(Work to be completed) Show all lines that include the string "кроветворной"; copy each one.

(Material)
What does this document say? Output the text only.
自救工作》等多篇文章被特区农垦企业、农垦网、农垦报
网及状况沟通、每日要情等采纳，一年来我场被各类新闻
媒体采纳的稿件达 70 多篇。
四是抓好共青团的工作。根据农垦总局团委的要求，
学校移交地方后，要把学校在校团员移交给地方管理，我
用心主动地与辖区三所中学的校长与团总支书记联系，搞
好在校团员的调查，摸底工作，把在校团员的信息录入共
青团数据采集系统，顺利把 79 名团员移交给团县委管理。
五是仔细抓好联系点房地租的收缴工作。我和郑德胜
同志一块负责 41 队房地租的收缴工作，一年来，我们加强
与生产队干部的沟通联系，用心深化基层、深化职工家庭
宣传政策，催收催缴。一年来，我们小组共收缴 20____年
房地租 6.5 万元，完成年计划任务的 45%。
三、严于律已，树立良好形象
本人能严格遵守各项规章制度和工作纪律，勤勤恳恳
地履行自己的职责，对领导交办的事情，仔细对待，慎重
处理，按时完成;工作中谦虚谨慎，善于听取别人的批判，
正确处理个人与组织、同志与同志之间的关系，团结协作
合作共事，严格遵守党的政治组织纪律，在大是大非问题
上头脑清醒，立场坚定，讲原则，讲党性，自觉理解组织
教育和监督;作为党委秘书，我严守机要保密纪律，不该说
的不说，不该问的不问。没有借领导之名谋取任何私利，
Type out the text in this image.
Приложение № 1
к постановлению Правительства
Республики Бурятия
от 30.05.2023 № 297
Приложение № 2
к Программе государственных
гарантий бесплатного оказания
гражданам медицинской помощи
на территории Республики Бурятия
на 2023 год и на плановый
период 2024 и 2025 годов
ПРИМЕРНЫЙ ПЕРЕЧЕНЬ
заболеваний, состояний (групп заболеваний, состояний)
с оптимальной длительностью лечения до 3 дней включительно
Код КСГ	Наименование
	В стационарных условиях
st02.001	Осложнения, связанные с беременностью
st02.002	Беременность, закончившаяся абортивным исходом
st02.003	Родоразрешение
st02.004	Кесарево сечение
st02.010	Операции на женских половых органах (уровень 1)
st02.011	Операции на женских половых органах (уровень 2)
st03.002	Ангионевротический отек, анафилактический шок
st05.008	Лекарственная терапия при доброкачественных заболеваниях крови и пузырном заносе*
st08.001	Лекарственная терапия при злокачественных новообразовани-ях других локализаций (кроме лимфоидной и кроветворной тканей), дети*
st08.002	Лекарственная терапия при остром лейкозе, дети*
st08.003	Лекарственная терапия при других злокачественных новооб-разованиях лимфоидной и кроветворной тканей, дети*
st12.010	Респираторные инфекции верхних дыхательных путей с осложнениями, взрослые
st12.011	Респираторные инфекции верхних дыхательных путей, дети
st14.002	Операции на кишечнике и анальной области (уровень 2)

(Solution to this problem)
st08.001	Лекарственная терапия при злокачественных новообразовани-ях других локализаций (кроме лимфоидной и кроветворной тканей), дети*
st08.003	Лекарственная терапия при других злокачественных новооб-разованиях лимфоидной и кроветворной тканей, дети*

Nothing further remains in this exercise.